Objective. Would you set down every entry shown below, precisely as written?

Provided records.
** Start **
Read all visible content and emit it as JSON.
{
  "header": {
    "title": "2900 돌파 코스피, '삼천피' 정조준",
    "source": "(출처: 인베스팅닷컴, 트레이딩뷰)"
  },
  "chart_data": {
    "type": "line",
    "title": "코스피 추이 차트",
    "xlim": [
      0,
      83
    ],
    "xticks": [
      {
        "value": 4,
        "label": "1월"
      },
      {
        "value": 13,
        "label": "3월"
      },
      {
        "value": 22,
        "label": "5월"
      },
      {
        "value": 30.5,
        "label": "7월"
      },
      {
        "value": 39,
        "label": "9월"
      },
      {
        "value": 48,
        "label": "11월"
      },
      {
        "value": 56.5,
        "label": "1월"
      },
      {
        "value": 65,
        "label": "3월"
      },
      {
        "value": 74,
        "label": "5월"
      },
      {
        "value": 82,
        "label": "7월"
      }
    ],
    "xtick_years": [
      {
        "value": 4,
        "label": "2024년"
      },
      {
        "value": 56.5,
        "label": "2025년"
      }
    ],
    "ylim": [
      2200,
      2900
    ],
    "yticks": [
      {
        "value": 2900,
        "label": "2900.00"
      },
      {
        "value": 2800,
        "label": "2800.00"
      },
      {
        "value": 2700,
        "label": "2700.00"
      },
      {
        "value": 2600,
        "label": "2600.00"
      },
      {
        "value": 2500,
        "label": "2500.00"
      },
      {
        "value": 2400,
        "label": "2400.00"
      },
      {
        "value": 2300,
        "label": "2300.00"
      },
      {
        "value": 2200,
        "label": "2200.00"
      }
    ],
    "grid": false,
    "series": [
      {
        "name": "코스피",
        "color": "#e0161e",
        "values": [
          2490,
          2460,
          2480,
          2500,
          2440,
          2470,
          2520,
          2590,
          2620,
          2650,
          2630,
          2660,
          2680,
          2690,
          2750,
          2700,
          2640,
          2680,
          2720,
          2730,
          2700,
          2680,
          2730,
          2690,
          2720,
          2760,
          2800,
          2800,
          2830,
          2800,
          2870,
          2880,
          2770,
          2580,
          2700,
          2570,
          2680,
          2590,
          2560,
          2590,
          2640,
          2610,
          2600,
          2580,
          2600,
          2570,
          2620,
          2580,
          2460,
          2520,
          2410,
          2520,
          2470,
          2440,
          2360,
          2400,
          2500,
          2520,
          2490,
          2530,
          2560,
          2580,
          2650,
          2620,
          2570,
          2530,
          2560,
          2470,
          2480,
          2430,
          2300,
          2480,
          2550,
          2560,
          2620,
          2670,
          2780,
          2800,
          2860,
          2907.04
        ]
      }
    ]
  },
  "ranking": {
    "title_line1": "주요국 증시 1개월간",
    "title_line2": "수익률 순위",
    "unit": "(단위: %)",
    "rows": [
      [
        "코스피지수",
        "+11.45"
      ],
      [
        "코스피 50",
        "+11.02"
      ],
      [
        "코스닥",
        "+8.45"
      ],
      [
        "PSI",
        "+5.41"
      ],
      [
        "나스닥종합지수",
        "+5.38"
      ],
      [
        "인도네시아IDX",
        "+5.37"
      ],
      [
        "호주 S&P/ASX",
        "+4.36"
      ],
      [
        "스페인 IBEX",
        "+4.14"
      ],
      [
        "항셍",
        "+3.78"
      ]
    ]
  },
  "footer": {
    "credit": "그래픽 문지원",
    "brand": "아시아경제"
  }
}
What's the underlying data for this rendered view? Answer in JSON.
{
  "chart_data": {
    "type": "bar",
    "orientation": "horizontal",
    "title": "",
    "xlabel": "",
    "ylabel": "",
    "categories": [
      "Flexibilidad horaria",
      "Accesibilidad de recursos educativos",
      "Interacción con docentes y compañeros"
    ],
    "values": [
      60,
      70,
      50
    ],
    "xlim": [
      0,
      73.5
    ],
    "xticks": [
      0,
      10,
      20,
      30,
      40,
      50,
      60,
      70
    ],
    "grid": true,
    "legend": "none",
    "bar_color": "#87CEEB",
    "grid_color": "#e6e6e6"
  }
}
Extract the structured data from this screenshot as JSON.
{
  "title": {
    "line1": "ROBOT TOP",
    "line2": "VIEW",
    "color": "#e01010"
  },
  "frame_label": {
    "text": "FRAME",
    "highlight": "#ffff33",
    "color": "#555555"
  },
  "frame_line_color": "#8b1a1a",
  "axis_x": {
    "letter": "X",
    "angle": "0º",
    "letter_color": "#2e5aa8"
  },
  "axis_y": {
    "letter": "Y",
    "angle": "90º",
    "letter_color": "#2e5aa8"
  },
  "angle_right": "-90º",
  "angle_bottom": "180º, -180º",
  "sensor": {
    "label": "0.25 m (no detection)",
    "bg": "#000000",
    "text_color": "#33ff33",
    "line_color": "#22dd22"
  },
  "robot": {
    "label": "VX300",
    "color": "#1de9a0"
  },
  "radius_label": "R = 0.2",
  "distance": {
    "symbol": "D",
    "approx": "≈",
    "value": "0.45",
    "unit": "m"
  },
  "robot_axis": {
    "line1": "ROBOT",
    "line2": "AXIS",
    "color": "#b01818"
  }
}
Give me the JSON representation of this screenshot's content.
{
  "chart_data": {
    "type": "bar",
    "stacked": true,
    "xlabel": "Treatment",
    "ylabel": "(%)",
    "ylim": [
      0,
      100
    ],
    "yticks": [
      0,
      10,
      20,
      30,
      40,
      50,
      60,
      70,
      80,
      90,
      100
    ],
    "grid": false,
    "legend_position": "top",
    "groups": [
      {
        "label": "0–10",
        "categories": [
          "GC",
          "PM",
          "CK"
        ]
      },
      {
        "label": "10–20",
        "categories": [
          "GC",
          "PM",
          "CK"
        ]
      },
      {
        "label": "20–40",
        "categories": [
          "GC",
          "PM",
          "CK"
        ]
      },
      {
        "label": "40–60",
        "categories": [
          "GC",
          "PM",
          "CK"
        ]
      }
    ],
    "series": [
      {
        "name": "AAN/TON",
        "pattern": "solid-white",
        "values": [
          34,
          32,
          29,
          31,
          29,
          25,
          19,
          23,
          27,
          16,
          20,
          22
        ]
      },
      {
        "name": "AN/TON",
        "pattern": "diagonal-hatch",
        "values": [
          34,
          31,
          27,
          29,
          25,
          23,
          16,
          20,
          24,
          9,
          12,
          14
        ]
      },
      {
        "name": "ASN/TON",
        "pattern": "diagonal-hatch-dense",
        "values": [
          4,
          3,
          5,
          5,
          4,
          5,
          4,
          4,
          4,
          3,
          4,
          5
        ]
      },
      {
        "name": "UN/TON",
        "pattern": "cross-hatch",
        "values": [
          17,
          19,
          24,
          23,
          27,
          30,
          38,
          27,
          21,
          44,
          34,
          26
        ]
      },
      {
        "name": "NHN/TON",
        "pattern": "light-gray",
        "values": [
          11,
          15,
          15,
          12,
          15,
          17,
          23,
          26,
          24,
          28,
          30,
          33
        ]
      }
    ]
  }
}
** End **
Problem solution.
Read all visible content and emit it as JSON.
{
  "header": {
    "title": "2900 돌파 코스피, '삼천피' 정조준",
    "source": "(출처: 인베스팅닷컴, 트레이딩뷰)"
  },
  "chart_data": {
    "type": "line",
    "title": "코스피 추이 차트",
    "xlim": [
      0,
      83
    ],
    "xticks": [
      {
        "value": 4,
        "label": "1월"
      },
      {
        "value": 13,
        "label": "3월"
      },
      {
        "value": 22,
        "label": "5월"
      },
      {
        "value": 30.5,
        "label": "7월"
      },
      {
        "value": 39,
        "label": "9월"
      },
      {
        "value": 48,
        "label": "11월"
      },
      {
        "value": 56.5,
        "label": "1월"
      },
      {
        "value": 65,
        "label": "3월"
      },
      {
        "value": 74,
        "label": "5월"
      },
      {
        "value": 82,
        "label": "7월"
      }
    ],
    "xtick_years": [
      {
        "value": 4,
        "label": "2024년"
      },
      {
        "value": 56.5,
        "label": "2025년"
      }
    ],
    "ylim": [
      2200,
      2900
    ],
    "yticks": [
      {
        "value": 2900,
        "label": "2900.00"
      },
      {
        "value": 2800,
        "label": "2800.00"
      },
      {
        "value": 2700,
        "label": "2700.00"
      },
      {
        "value": 2600,
        "label": "2600.00"
      },
      {
        "value": 2500,
        "label": "2500.00"
      },
      {
        "value": 2400,
        "label": "2400.00"
      },
      {
        "value": 2300,
        "label": "2300.00"
      },
      {
        "value": 2200,
        "label": "2200.00"
      }
    ],
    "grid": false,
    "series": [
      {
        "name": "코스피",
        "color": "#e0161e",
        "values": [
          2490,
          2460,
          2480,
          2500,
          2440,
          2470,
          2520,
          2590,
          2620,
          2650,
          2630,
          2660,
          2680,
          2690,
          2750,
          2700,
          2640,
          2680,
          2720,
          2730,
          2700,
          2680,
          2730,
          2690,
          2720,
          2760,
          2800,
          2800,
          2830,
          2800,
          2870,
          2880,
          2770,
          2580,
          2700,
          2570,
          2680,
          2590,
          2560,
          2590,
          2640,
          2610,
          2600,
          2580,
          2600,
          2570,
          2620,
          2580,
          2460,
          2520,
          2410,
          2520,
          2470,
          2440,
          2360,
          2400,
          2500,
          2520,
          2490,
          2530,
          2560,
          2580,
          2650,
          2620,
          2570,
          2530,
          2560,
          2470,
          2480,
          2430,
          2300,
          2480,
          2550,
          2560,
          2620,
          2670,
          2780,
          2800,
          2860,
          2907.04
        ]
      }
    ]
  },
  "ranking": {
    "title_line1": "주요국 증시 1개월간",
    "title_line2": "수익률 순위",
    "unit": "(단위: %)",
    "rows": [
      [
        "코스피지수",
        "+11.45"
      ],
      [
        "코스피 50",
        "+11.02"
      ],
      [
        "코스닥",
        "+8.45"
      ],
      [
        "PSI",
        "+5.41"
      ],
      [
        "나스닥종합지수",
        "+5.38"
      ],
      [
        "인도네시아IDX",
        "+5.37"
      ],
      [
        "호주 S&P/ASX",
        "+4.36"
      ],
      [
        "스페인 IBEX",
        "+4.14"
      ],
      [
        "항셍",
        "+3.78"
      ]
    ]
  },
  "footer": {
    "credit": "그래픽 문지원",
    "brand": "아시아경제"
  }
}
What's the underlying data for this rendered view? Answer in JSON.
{
  "chart_data": {
    "type": "bar",
    "orientation": "horizontal",
    "title": "",
    "xlabel": "",
    "ylabel": "",
    "categories": [
      "Flexibilidad horaria",
      "Accesibilidad de recursos educativos",
      "Interacción con docentes y compañeros"
    ],
    "values": [
      60,
      70,
      50
    ],
    "xlim": [
      0,
      73.5
    ],
    "xticks": [
      0,
      10,
      20,
      30,
      40,
      50,
      60,
      70
    ],
    "grid": true,
    "legend": "none",
    "bar_color": "#87CEEB",
    "grid_color": "#e6e6e6"
  }
}
Extract the structured data from this screenshot as JSON.
{
  "title": {
    "line1": "ROBOT TOP",
    "line2": "VIEW",
    "color": "#e01010"
  },
  "frame_label": {
    "text": "FRAME",
    "highlight": "#ffff33",
    "color": "#555555"
  },
  "frame_line_color": "#8b1a1a",
  "axis_x": {
    "letter": "X",
    "angle": "0º",
    "letter_color": "#2e5aa8"
  },
  "axis_y": {
    "letter": "Y",
    "angle": "90º",
    "letter_color": "#2e5aa8"
  },
  "angle_right": "-90º",
  "angle_bottom": "180º, -180º",
  "sensor": {
    "label": "0.25 m (no detection)",
    "bg": "#000000",
    "text_color": "#33ff33",
    "line_color": "#22dd22"
  },
  "robot": {
    "label": "VX300",
    "color": "#1de9a0"
  },
  "radius_label": "R = 0.2",
  "distance": {
    "symbol": "D",
    "approx": "≈",
    "value": "0.45",
    "unit": "m"
  },
  "robot_axis": {
    "line1": "ROBOT",
    "line2": "AXIS",
    "color": "#b01818"
  }
}
Give me the JSON representation of this screenshot's content.
{
  "chart_data": {
    "type": "bar",
    "stacked": true,
    "xlabel": "Treatment",
    "ylabel": "(%)",
    "ylim": [
      0,
      100
    ],
    "yticks": [
      0,
      10,
      20,
      30,
      40,
      50,
      60,
      70,
      80,
      90,
      100
    ],
    "grid": false,
    "legend_position": "top",
    "groups": [
      {
        "label": "0–10",
        "categories": [
          "GC",
          "PM",
          "CK"
        ]
      },
      {
        "label": "10–20",
        "categories": [
          "GC",
          "PM",
          "CK"
        ]
      },
      {
        "label": "20–40",
        "categories": [
          "GC",
          "PM",
          "CK"
        ]
      },
      {
        "label": "40–60",
        "categories": [
          "GC",
          "PM",
          "CK"
        ]
      }
    ],
    "series": [
      {
        "name": "AAN/TON",
        "pattern": "solid-white",
        "values": [
          34,
          32,
          29,
          31,
          29,
          25,
          19,
          23,
          27,
          16,
          20,
          22
        ]
      },
      {
        "name": "AN/TON",
        "pattern": "diagonal-hatch",
        "values": [
          34,
          31,
          27,
          29,
          25,
          23,
          16,
          20,
          24,
          9,
          12,
          14
        ]
      },
      {
        "name": "ASN/TON",
        "pattern": "diagonal-hatch-dense",
        "values": [
          4,
          3,
          5,
          5,
          4,
          5,
          4,
          4,
          4,
          3,
          4,
          5
        ]
      },
      {
        "name": "UN/TON",
        "pattern": "cross-hatch",
        "values": [
          17,
          19,
          24,
          23,
          27,
          30,
          38,
          27,
          21,
          44,
          34,
          26
        ]
      },
      {
        "name": "NHN/TON",
        "pattern": "light-gray",
        "values": [
          11,
          15,
          15,
          12,
          15,
          17,
          23,
          26,
          24,
          28,
          30,
          33
        ]
      }
    ]
  }
}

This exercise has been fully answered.